Work to be completed ▸ Locate and copy all lines bearing the word "УГИБДД".

----

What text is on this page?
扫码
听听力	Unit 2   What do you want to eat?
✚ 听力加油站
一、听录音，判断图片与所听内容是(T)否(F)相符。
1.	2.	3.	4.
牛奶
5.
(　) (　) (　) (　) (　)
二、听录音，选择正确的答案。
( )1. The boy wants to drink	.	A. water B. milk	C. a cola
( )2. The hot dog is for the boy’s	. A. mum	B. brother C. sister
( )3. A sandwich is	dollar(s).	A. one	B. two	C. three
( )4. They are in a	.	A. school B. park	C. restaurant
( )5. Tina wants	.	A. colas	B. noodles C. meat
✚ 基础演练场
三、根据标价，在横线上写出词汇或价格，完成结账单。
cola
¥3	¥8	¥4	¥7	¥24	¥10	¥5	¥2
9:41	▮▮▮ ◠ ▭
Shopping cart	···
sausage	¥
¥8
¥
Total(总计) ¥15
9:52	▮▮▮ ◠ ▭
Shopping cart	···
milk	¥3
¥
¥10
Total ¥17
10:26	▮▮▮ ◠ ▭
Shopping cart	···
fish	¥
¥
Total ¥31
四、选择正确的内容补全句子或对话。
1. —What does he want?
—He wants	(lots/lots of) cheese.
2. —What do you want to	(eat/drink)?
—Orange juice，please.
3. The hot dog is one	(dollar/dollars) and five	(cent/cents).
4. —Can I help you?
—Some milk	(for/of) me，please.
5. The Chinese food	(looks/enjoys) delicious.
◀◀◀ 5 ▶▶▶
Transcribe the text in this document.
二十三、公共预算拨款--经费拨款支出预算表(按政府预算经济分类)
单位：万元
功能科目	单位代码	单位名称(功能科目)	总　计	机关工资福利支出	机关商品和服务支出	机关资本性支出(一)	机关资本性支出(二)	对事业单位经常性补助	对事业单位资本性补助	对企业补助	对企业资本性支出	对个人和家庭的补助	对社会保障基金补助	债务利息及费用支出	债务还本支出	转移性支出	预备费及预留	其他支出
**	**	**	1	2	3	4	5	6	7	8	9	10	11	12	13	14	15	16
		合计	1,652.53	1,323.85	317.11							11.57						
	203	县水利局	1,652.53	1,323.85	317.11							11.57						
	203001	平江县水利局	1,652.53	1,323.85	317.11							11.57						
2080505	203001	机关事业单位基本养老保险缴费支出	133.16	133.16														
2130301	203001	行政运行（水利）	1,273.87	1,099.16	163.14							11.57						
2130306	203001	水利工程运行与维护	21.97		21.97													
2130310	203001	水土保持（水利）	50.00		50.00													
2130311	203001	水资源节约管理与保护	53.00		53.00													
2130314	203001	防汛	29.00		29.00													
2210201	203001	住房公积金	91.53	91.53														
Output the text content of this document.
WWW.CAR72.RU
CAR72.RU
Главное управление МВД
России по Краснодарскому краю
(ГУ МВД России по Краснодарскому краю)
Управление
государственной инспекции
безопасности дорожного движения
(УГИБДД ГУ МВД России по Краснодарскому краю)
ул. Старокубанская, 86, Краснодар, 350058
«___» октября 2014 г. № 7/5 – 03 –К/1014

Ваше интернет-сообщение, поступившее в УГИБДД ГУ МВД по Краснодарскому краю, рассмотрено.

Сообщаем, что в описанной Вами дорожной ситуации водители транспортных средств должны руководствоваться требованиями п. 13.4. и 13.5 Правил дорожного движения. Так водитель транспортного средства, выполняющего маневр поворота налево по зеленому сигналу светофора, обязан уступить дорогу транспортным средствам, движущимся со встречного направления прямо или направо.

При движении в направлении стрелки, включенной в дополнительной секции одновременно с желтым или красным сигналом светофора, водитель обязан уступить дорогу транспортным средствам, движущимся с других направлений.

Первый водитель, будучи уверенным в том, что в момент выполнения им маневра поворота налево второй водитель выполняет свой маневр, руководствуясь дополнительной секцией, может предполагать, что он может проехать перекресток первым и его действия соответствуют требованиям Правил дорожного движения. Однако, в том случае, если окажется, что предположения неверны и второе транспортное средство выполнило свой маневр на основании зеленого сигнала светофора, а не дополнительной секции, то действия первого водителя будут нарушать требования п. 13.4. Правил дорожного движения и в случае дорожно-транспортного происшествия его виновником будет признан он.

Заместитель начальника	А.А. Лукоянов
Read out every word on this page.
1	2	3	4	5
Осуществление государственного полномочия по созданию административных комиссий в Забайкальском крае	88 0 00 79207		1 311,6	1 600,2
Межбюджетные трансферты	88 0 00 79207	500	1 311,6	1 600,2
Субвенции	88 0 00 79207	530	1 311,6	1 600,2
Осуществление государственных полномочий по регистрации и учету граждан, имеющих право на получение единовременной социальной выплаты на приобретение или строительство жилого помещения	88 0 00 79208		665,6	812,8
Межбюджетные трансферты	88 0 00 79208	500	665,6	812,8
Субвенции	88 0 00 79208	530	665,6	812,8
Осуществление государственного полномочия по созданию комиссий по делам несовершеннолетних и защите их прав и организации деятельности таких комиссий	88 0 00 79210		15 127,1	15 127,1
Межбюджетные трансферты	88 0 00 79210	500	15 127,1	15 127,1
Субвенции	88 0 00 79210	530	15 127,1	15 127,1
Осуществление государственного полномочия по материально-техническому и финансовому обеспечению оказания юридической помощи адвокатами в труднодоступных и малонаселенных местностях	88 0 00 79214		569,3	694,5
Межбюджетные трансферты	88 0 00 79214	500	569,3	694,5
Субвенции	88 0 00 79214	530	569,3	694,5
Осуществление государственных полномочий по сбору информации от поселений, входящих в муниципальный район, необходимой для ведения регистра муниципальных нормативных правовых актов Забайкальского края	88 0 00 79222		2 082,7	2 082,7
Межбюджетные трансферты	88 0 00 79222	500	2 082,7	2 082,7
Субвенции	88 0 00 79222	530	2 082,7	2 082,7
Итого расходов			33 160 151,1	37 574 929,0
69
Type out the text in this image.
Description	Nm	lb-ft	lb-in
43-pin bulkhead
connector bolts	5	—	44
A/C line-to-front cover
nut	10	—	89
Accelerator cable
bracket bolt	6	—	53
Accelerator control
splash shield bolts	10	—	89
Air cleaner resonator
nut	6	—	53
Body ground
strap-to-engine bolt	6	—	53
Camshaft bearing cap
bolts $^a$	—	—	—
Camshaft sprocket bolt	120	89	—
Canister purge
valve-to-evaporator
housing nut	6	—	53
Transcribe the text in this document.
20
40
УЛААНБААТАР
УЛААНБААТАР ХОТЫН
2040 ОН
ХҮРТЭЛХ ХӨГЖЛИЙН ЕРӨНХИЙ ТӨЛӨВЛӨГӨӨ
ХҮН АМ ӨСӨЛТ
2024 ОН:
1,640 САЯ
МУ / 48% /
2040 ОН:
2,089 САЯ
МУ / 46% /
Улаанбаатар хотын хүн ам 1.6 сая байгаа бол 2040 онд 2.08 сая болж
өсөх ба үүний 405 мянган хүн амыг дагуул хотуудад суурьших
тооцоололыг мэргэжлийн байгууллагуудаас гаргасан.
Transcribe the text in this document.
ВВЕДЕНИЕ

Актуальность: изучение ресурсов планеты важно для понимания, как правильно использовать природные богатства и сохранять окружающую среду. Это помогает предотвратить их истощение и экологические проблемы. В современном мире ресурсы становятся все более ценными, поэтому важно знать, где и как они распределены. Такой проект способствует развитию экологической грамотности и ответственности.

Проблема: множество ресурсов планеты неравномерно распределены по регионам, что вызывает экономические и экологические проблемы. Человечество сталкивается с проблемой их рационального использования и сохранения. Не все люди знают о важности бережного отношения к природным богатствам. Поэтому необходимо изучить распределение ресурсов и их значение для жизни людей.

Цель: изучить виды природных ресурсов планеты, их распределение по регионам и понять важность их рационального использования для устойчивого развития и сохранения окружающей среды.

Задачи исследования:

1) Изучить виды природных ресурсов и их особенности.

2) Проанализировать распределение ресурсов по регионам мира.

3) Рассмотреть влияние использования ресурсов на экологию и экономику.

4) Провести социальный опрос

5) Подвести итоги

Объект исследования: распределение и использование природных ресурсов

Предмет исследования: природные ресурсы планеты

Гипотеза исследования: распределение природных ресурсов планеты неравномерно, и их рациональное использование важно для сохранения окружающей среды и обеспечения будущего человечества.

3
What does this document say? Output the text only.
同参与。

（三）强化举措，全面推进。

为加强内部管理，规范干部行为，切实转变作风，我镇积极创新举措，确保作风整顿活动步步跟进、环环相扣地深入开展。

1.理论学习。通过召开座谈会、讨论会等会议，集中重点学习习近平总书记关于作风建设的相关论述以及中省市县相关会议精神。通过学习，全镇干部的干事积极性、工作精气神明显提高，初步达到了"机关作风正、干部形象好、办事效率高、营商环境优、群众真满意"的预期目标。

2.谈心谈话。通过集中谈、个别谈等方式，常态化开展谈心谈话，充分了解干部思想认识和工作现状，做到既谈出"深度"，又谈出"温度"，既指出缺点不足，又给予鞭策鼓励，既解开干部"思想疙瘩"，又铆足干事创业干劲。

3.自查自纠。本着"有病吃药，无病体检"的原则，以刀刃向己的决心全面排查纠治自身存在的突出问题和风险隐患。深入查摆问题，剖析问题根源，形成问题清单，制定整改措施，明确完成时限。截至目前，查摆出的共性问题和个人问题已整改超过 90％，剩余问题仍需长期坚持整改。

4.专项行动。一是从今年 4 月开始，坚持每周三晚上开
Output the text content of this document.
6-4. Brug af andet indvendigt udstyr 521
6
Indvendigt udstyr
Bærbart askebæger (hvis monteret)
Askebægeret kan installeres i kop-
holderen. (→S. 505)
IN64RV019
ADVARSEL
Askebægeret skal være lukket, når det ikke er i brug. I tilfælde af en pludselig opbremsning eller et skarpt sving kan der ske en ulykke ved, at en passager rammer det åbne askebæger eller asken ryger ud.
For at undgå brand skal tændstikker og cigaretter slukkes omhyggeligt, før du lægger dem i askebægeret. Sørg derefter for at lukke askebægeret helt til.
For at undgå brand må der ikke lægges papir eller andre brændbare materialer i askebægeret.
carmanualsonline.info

----

Exercise answer ▸
(УГИБДД ГУ МВД России по Краснодарскому краю)
Ваше интернет-сообщение, поступившее в УГИБДД ГУ МВД по Краснодарскому краю, рассмотрено.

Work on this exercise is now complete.